Go through the records and extract every line with the word "talk".

========================================================================

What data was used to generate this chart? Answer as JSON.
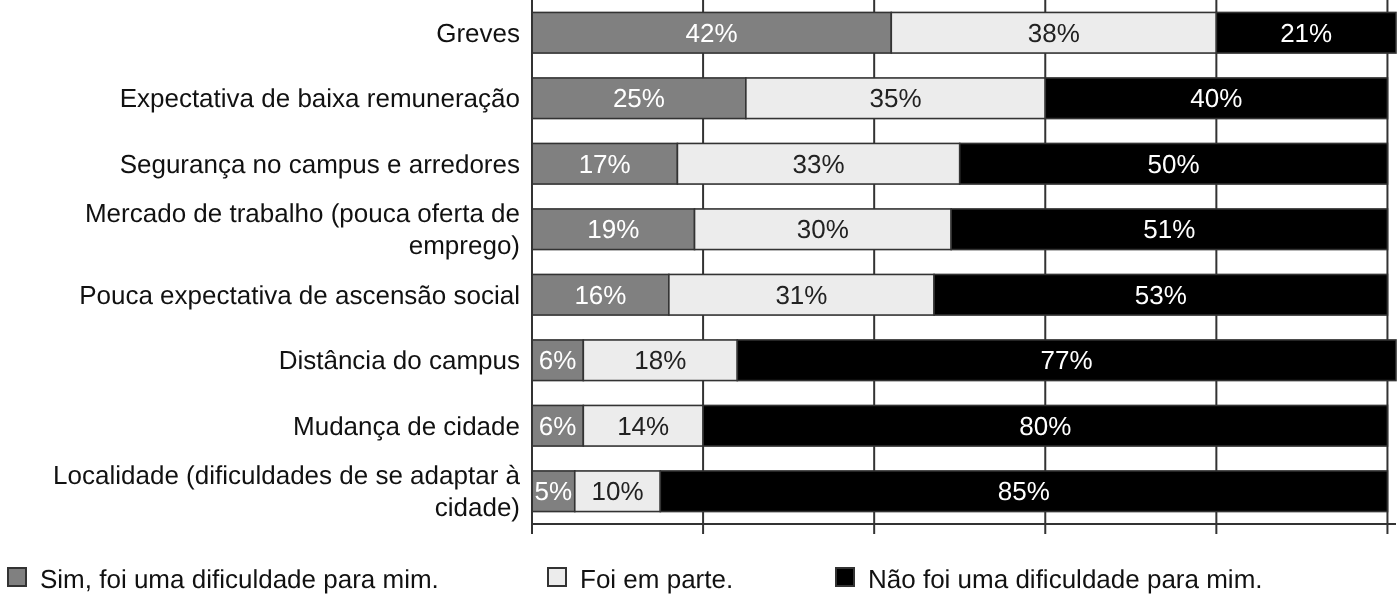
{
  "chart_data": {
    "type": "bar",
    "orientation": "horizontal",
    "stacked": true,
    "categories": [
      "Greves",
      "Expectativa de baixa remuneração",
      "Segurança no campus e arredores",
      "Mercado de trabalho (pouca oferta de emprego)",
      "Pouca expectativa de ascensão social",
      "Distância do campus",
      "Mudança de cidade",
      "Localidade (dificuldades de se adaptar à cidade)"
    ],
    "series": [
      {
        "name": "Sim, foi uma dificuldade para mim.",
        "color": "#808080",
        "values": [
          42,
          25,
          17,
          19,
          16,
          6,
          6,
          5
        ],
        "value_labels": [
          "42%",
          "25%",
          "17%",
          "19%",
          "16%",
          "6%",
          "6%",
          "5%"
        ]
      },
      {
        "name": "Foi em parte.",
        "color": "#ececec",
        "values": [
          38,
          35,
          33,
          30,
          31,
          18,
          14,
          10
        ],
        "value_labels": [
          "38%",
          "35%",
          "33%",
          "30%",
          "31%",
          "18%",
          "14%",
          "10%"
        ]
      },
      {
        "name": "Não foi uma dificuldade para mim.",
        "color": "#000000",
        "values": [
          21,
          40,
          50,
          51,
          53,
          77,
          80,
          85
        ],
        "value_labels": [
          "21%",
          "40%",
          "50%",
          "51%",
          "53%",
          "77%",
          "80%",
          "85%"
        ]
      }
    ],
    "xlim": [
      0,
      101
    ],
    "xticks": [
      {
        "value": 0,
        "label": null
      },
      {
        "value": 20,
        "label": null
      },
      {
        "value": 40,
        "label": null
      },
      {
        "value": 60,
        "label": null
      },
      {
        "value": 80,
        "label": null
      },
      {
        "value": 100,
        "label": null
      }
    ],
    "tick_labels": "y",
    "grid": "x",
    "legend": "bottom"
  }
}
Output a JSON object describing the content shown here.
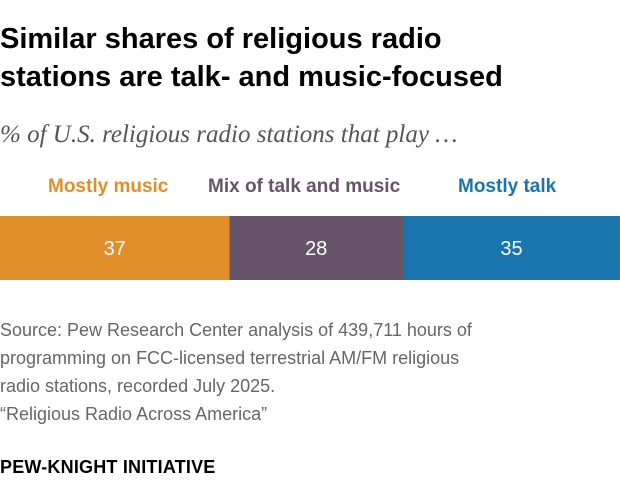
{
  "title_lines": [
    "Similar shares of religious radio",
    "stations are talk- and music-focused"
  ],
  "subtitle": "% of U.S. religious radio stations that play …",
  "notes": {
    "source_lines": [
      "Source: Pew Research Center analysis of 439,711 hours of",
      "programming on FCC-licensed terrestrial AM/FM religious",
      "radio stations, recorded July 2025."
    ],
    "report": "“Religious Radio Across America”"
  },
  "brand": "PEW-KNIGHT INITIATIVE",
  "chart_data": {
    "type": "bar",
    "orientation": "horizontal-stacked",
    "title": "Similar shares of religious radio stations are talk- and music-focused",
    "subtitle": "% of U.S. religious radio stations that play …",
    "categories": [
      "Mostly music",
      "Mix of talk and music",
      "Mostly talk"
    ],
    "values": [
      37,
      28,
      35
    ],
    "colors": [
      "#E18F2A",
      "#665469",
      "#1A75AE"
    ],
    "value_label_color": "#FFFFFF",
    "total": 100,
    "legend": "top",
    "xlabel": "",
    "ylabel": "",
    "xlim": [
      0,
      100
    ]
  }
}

========================================================================

## CORRECT OUTPUT
    "stations are talk- and music-focused"
    "title": "Similar shares of religious radio stations are talk- and music-focused",
      "Mix of talk and music",
      "Mostly talk"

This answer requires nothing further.